## Objective
Reply with one number: the count of lines in the records below that hold "Testabdeckung".

——

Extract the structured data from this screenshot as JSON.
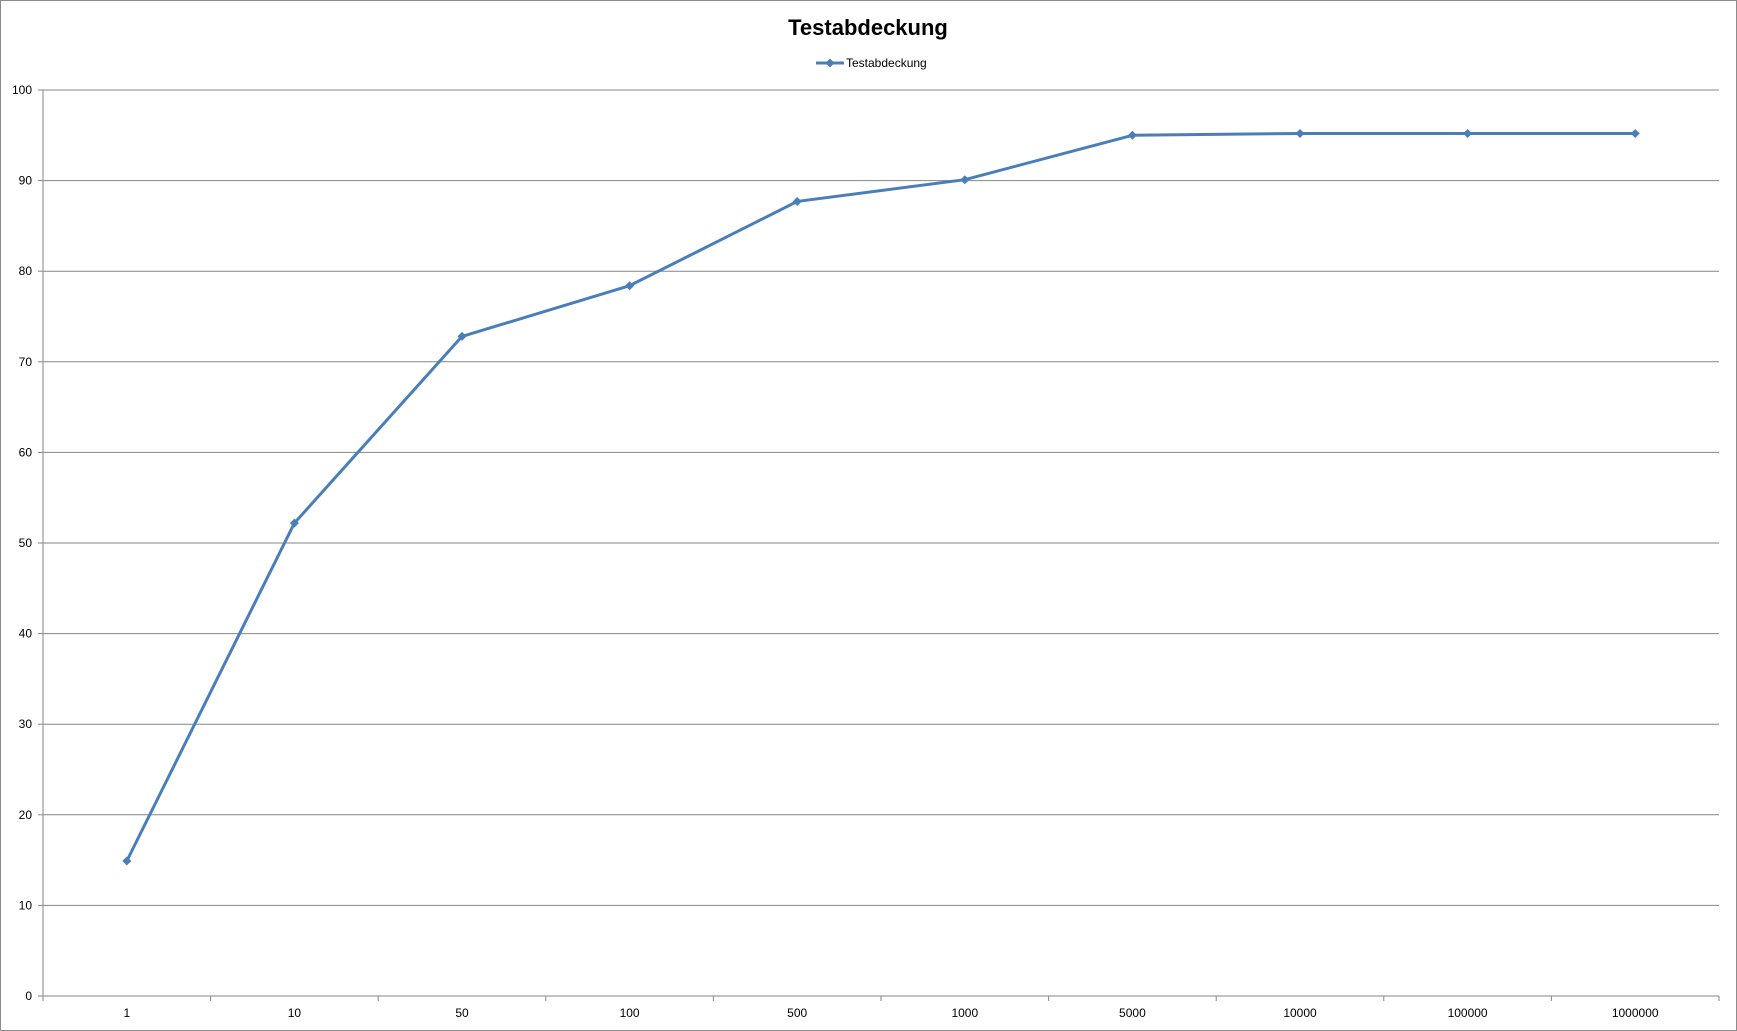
{
  "chart_data": {
    "type": "line",
    "title": "Testabdeckung",
    "xlabel": "",
    "ylabel": "",
    "categories": [
      "1",
      "10",
      "50",
      "100",
      "500",
      "1000",
      "5000",
      "10000",
      "100000",
      "1000000"
    ],
    "series": [
      {
        "name": "Testabdeckung",
        "values": [
          14.9,
          52.2,
          72.8,
          78.4,
          87.7,
          90.1,
          95.0,
          95.2,
          95.2,
          95.2
        ]
      }
    ],
    "ylim": [
      0,
      100
    ],
    "yticks": [
      "0",
      "10",
      "20",
      "30",
      "40",
      "50",
      "60",
      "70",
      "80",
      "90",
      "100"
    ],
    "grid": "horizontal",
    "legend_position": "top",
    "colors": {
      "series": "#4a7ebb",
      "gridline": "#868686",
      "axis": "#868686"
    }
  }
}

——

## Answer to the problem
2